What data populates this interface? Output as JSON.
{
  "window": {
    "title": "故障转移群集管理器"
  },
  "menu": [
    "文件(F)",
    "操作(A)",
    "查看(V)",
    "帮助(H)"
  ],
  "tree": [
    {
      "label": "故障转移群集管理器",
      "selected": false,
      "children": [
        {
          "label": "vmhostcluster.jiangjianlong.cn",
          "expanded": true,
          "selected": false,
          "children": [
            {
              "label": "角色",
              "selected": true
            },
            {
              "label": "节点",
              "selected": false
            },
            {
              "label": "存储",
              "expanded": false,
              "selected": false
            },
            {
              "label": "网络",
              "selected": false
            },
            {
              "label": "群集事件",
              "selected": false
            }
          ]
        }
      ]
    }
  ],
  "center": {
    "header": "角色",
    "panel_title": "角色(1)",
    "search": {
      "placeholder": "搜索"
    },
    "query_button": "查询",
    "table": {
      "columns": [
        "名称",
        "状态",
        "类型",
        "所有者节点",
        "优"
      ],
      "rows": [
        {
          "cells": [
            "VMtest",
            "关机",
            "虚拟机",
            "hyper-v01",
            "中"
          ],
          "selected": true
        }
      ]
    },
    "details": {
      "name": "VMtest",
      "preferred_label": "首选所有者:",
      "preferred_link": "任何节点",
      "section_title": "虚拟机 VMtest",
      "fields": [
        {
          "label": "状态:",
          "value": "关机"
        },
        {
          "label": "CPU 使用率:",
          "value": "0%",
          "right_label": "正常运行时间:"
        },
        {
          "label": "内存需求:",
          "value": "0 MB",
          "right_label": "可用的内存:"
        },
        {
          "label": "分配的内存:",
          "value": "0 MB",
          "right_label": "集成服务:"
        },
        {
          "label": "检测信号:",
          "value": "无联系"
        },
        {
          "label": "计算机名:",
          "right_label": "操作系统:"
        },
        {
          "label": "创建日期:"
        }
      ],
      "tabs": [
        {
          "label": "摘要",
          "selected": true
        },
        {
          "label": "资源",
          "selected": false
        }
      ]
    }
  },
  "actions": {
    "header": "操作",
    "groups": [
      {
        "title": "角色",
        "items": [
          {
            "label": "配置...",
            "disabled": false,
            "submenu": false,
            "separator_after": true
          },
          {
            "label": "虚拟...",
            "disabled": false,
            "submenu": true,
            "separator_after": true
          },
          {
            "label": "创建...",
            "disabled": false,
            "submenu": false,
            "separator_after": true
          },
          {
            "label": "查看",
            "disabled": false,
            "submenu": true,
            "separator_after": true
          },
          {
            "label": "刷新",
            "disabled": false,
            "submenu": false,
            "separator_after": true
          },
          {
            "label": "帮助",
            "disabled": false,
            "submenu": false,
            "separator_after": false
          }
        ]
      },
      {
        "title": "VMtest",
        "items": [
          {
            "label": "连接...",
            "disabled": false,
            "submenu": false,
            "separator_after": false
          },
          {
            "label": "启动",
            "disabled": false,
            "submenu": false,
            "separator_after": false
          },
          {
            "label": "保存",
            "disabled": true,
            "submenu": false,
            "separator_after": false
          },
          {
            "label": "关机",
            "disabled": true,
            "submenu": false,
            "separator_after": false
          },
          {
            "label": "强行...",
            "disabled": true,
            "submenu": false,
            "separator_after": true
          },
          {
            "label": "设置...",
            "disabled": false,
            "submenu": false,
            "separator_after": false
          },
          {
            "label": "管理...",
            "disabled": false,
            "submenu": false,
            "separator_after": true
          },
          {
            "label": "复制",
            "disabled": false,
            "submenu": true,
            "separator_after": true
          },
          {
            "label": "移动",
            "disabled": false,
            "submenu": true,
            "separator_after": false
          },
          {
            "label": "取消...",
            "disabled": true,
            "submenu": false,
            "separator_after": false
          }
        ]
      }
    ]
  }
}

-=-=-

#### [Brief]
From the records above, extract every entry exactly as given.

#### [Exercise result]
What data populates this interface? Output as JSON.
{
  "window": {
    "title": "故障转移群集管理器"
  },
  "menu": [
    "文件(F)",
    "操作(A)",
    "查看(V)",
    "帮助(H)"
  ],
  "tree": [
    {
      "label": "故障转移群集管理器",
      "selected": false,
      "children": [
        {
          "label": "vmhostcluster.jiangjianlong.cn",
          "expanded": true,
          "selected": false,
          "children": [
            {
              "label": "角色",
              "selected": true
            },
            {
              "label": "节点",
              "selected": false
            },
            {
              "label": "存储",
              "expanded": false,
              "selected": false
            },
            {
              "label": "网络",
              "selected": false
            },
            {
              "label": "群集事件",
              "selected": false
            }
          ]
        }
      ]
    }
  ],
  "center": {
    "header": "角色",
    "panel_title": "角色(1)",
    "search": {
      "placeholder": "搜索"
    },
    "query_button": "查询",
    "table": {
      "columns": [
        "名称",
        "状态",
        "类型",
        "所有者节点",
        "优"
      ],
      "rows": [
        {
          "cells": [
            "VMtest",
            "关机",
            "虚拟机",
            "hyper-v01",
            "中"
          ],
          "selected": true
        }
      ]
    },
    "details": {
      "name": "VMtest",
      "preferred_label": "首选所有者:",
      "preferred_link": "任何节点",
      "section_title": "虚拟机 VMtest",
      "fields": [
        {
          "label": "状态:",
          "value": "关机"
        },
        {
          "label": "CPU 使用率:",
          "value": "0%",
          "right_label": "正常运行时间:"
        },
        {
          "label": "内存需求:",
          "value": "0 MB",
          "right_label": "可用的内存:"
        },
        {
          "label": "分配的内存:",
          "value": "0 MB",
          "right_label": "集成服务:"
        },
        {
          "label": "检测信号:",
          "value": "无联系"
        },
        {
          "label": "计算机名:",
          "right_label": "操作系统:"
        },
        {
          "label": "创建日期:"
        }
      ],
      "tabs": [
        {
          "label": "摘要",
          "selected": true
        },
        {
          "label": "资源",
          "selected": false
        }
      ]
    }
  },
  "actions": {
    "header": "操作",
    "groups": [
      {
        "title": "角色",
        "items": [
          {
            "label": "配置...",
            "disabled": false,
            "submenu": false,
            "separator_after": true
          },
          {
            "label": "虚拟...",
            "disabled": false,
            "submenu": true,
            "separator_after": true
          },
          {
            "label": "创建...",
            "disabled": false,
            "submenu": false,
            "separator_after": true
          },
          {
            "label": "查看",
            "disabled": false,
            "submenu": true,
            "separator_after": true
          },
          {
            "label": "刷新",
            "disabled": false,
            "submenu": false,
            "separator_after": true
          },
          {
            "label": "帮助",
            "disabled": false,
            "submenu": false,
            "separator_after": false
          }
        ]
      },
      {
        "title": "VMtest",
        "items": [
          {
            "label": "连接...",
            "disabled": false,
            "submenu": false,
            "separator_after": false
          },
          {
            "label": "启动",
            "disabled": false,
            "submenu": false,
            "separator_after": false
          },
          {
            "label": "保存",
            "disabled": true,
            "submenu": false,
            "separator_after": false
          },
          {
            "label": "关机",
            "disabled": true,
            "submenu": false,
            "separator_after": false
          },
          {
            "label": "强行...",
            "disabled": true,
            "submenu": false,
            "separator_after": true
          },
          {
            "label": "设置...",
            "disabled": false,
            "submenu": false,
            "separator_after": false
          },
          {
            "label": "管理...",
            "disabled": false,
            "submenu": false,
            "separator_after": true
          },
          {
            "label": "复制",
            "disabled": false,
            "submenu": true,
            "separator_after": true
          },
          {
            "label": "移动",
            "disabled": false,
            "submenu": true,
            "separator_after": false
          },
          {
            "label": "取消...",
            "disabled": true,
            "submenu": false,
            "separator_after": false
          }
        ]
      }
    ]
  }
}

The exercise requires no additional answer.